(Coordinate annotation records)
-- begin --

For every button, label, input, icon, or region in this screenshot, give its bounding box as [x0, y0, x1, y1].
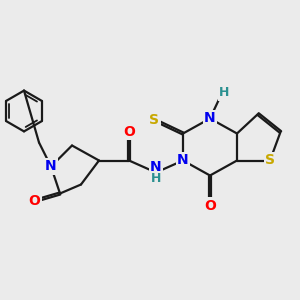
Text: H: H: [219, 86, 230, 100]
Text: H: H: [151, 172, 161, 185]
Text: O: O: [123, 125, 135, 139]
Text: N: N: [150, 160, 162, 174]
Text: S: S: [265, 154, 275, 167]
Text: O: O: [28, 194, 40, 208]
Text: O: O: [204, 199, 216, 212]
Text: N: N: [204, 112, 216, 125]
Text: S: S: [149, 113, 160, 127]
Text: N: N: [177, 154, 189, 167]
Text: N: N: [45, 160, 57, 173]
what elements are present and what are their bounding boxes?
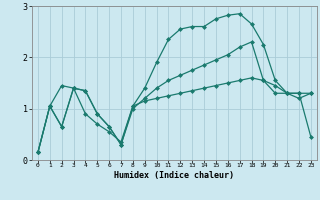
X-axis label: Humidex (Indice chaleur): Humidex (Indice chaleur): [115, 171, 234, 180]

-- end --

* **WHAT NEEDS TO BE DONE**
Copy all of the material above word for word, leaving out the pictures.

* **THE OUTPUT**
For every button, label, input, icon, or region in this screenshot, give its bounding box as [x0, y0, x1, y1].
Text: H: H: [219, 86, 230, 100]
Text: H: H: [151, 172, 161, 185]
Text: O: O: [123, 125, 135, 139]
Text: N: N: [150, 160, 162, 174]
Text: S: S: [265, 154, 275, 167]
Text: O: O: [28, 194, 40, 208]
Text: O: O: [204, 199, 216, 212]
Text: N: N: [204, 112, 216, 125]
Text: S: S: [149, 113, 160, 127]
Text: N: N: [177, 154, 189, 167]
Text: N: N: [45, 160, 57, 173]
what elements are present and what are their bounding boxes?
X-axis label: Humidex (Indice chaleur): Humidex (Indice chaleur): [115, 171, 234, 180]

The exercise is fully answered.